- Provided material -

┄┄┄┄┄┄

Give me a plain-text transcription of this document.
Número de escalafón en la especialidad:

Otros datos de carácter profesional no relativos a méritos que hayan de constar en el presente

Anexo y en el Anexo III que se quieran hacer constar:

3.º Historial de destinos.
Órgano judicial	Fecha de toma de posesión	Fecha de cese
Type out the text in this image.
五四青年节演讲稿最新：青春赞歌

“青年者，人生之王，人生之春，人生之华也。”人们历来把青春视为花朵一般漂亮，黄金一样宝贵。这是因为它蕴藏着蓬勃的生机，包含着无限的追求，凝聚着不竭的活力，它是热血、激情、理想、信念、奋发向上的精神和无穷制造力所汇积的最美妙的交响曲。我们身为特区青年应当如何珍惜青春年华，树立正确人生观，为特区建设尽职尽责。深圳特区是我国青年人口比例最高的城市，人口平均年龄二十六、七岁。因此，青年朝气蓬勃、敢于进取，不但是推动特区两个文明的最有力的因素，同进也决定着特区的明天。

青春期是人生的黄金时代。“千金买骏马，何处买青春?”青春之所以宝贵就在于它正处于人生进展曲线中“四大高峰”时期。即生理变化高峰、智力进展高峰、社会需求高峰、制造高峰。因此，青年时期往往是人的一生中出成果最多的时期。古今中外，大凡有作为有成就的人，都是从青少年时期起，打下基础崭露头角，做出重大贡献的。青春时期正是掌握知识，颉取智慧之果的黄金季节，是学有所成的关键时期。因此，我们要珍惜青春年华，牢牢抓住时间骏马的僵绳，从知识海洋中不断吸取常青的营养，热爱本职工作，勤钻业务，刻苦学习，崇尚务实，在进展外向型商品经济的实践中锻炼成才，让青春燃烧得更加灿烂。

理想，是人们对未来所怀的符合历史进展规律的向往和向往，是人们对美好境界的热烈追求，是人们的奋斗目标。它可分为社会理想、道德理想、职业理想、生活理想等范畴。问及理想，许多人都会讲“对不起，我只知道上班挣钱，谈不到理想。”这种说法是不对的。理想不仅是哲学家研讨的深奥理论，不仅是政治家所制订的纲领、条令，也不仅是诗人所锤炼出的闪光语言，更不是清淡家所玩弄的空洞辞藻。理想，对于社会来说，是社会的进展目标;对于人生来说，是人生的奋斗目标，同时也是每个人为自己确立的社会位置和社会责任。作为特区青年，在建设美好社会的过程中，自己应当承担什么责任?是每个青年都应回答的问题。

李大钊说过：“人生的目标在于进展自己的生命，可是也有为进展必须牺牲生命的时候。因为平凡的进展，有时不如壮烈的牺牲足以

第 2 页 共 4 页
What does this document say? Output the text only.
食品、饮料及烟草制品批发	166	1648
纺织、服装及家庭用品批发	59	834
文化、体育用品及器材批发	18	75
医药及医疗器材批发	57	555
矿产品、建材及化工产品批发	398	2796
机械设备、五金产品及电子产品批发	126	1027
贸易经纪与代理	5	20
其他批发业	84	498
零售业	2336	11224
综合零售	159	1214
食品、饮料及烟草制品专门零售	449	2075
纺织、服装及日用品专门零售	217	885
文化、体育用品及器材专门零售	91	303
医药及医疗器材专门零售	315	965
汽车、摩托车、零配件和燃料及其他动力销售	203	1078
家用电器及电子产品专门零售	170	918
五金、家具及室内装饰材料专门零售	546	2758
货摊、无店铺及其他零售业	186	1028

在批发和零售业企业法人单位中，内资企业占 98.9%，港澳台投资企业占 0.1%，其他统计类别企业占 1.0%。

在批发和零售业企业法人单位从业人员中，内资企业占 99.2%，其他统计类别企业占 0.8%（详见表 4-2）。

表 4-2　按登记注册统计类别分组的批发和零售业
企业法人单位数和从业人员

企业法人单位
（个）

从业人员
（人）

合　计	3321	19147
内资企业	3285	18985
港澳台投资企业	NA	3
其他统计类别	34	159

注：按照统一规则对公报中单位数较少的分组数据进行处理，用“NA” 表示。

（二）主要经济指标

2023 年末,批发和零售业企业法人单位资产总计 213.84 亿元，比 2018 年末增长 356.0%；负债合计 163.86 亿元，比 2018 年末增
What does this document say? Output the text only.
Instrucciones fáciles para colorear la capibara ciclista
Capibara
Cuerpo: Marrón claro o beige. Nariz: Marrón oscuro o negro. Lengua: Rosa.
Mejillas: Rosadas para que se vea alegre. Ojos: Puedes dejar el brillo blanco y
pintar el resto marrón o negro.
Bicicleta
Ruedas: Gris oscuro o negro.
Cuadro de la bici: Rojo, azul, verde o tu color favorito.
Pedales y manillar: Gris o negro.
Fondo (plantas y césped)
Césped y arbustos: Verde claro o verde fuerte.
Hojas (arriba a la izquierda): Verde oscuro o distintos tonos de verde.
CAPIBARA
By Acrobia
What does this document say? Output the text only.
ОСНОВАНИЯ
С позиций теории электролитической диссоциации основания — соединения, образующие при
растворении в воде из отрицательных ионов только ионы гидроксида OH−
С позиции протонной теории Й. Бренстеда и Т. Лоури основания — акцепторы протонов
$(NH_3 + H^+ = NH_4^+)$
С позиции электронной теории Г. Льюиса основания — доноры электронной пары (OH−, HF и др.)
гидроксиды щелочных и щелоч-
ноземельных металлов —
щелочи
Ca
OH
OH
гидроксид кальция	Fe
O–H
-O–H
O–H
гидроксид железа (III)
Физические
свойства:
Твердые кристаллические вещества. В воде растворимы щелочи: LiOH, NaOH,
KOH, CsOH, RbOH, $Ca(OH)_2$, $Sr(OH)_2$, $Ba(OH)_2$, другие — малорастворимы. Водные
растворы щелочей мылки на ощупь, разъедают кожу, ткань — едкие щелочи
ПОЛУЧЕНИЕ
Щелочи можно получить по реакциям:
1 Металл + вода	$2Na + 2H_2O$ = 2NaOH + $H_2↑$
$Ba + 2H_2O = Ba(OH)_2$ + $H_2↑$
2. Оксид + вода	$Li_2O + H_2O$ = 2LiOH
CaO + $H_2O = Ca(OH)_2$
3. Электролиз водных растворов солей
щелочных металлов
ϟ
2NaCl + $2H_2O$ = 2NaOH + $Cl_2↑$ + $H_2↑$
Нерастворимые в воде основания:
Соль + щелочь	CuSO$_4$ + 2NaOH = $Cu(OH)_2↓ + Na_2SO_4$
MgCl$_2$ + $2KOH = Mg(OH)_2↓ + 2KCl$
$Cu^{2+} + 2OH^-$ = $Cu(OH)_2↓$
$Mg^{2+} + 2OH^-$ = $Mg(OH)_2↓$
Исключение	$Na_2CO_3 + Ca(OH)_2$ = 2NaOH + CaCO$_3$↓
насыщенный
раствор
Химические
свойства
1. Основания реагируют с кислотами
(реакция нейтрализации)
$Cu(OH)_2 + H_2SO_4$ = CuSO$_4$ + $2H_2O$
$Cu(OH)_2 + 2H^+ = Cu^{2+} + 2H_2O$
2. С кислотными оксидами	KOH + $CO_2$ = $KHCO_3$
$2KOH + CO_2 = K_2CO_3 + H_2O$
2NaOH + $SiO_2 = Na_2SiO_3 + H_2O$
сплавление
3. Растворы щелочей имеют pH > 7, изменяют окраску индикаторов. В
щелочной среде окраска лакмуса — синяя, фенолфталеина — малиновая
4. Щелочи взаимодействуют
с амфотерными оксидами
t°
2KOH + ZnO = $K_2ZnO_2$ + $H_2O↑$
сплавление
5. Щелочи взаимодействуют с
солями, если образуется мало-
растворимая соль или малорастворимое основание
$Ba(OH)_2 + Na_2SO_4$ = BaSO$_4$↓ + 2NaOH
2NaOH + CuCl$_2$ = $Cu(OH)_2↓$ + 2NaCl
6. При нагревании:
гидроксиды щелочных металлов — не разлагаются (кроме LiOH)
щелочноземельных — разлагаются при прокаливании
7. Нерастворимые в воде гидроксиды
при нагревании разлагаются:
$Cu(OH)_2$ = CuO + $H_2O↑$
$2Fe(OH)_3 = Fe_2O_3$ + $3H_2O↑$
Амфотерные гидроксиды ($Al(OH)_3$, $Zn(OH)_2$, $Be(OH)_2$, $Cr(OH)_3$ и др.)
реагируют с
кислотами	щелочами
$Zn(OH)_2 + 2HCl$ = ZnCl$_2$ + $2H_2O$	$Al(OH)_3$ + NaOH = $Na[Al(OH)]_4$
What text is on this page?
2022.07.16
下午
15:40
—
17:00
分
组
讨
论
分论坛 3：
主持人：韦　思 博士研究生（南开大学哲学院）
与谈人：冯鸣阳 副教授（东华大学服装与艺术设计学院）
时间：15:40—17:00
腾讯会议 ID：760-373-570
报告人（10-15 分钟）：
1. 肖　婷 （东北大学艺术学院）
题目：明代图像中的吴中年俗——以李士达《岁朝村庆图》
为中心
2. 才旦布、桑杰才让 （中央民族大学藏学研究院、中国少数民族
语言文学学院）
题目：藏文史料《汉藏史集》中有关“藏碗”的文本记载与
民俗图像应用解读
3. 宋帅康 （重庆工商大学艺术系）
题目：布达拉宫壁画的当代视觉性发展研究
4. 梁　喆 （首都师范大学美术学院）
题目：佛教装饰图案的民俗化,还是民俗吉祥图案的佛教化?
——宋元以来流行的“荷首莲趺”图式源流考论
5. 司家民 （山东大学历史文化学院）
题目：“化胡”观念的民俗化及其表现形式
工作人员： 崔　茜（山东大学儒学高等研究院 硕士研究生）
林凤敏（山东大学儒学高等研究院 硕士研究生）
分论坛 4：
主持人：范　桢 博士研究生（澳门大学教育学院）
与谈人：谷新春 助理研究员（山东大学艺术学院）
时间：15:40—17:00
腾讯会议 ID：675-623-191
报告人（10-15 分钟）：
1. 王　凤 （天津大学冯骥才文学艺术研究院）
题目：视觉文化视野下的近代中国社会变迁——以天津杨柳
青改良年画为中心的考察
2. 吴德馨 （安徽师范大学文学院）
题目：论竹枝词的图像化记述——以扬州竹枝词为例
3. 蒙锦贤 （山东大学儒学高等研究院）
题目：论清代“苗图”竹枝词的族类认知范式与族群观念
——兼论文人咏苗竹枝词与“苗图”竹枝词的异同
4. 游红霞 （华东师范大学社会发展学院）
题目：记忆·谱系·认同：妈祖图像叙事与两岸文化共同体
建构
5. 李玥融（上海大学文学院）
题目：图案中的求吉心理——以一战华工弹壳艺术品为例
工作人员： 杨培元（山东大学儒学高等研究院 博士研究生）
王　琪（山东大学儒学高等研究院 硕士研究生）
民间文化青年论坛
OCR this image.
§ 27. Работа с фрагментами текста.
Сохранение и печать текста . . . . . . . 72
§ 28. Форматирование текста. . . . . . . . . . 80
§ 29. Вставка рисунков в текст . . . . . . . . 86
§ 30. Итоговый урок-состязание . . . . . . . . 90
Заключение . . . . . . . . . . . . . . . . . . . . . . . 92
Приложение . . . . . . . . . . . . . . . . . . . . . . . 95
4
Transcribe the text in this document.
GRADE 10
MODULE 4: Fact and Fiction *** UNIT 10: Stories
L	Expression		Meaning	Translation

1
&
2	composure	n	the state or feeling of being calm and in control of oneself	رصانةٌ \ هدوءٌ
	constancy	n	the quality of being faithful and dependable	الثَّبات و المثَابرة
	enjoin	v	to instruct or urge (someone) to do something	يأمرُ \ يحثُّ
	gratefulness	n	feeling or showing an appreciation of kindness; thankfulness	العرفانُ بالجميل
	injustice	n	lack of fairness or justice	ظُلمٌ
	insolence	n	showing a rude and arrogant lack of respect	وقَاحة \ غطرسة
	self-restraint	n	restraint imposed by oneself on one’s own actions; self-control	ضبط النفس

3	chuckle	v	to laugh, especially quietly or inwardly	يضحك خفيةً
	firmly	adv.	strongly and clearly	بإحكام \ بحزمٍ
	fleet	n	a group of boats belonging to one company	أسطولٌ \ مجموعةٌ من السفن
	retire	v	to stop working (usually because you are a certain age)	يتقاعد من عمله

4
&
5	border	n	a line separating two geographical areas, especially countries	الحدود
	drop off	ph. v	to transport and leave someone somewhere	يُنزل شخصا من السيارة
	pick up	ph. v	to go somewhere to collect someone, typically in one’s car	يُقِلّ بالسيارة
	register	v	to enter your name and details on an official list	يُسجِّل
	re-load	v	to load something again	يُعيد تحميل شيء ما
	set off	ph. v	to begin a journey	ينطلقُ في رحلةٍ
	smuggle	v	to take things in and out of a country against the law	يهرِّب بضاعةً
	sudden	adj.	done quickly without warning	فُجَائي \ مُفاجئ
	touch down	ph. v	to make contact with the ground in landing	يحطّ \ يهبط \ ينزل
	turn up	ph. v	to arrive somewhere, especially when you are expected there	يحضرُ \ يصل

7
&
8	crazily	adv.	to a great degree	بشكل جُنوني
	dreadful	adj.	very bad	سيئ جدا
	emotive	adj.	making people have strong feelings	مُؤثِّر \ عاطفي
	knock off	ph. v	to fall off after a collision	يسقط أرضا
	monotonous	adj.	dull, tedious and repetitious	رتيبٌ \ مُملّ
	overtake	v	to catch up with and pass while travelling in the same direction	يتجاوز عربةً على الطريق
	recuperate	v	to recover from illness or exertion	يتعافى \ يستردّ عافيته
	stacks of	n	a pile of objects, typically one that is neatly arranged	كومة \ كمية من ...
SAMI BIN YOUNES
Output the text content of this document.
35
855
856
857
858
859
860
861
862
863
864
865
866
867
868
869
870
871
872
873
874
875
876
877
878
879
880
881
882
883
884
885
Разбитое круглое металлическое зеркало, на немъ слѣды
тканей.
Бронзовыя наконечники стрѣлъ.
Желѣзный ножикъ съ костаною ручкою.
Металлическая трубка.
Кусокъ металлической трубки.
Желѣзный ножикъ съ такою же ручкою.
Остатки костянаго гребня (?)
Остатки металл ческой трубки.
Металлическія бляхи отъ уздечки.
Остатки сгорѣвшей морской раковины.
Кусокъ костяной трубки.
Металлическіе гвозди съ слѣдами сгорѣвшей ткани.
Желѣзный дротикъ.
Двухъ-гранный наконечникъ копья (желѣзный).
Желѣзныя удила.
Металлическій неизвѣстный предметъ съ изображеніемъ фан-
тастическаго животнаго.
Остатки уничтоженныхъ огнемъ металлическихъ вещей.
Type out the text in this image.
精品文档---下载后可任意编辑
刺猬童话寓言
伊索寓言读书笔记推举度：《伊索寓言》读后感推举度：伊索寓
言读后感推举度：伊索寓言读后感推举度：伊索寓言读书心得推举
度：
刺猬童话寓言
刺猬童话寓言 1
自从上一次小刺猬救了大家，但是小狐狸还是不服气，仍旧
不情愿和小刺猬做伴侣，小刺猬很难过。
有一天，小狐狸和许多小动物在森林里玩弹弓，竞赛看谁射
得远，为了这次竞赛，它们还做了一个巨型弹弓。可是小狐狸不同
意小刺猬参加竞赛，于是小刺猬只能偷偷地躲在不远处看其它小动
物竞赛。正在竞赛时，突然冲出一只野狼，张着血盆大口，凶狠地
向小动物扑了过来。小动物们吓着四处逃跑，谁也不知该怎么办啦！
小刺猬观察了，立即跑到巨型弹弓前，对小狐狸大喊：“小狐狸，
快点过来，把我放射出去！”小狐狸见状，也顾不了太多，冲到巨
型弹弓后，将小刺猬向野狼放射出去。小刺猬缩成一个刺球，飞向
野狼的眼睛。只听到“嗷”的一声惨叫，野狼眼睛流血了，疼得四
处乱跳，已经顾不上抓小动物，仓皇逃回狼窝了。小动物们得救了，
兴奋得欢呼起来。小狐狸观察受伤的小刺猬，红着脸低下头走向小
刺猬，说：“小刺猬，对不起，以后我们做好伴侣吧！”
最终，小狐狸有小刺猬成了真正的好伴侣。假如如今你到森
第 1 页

┄┄┄┄┄┄

Identify all lines in the records above with the word "内资企业占".

- The output -
在批发和零售业企业法人单位中，内资企业占 98.9%，港澳台投资企业占 0.1%，其他统计类别企业占 1.0%。
在批发和零售业企业法人单位从业人员中，内资企业占 99.2%，其他统计类别企业占 0.8%（详见表 4-2）。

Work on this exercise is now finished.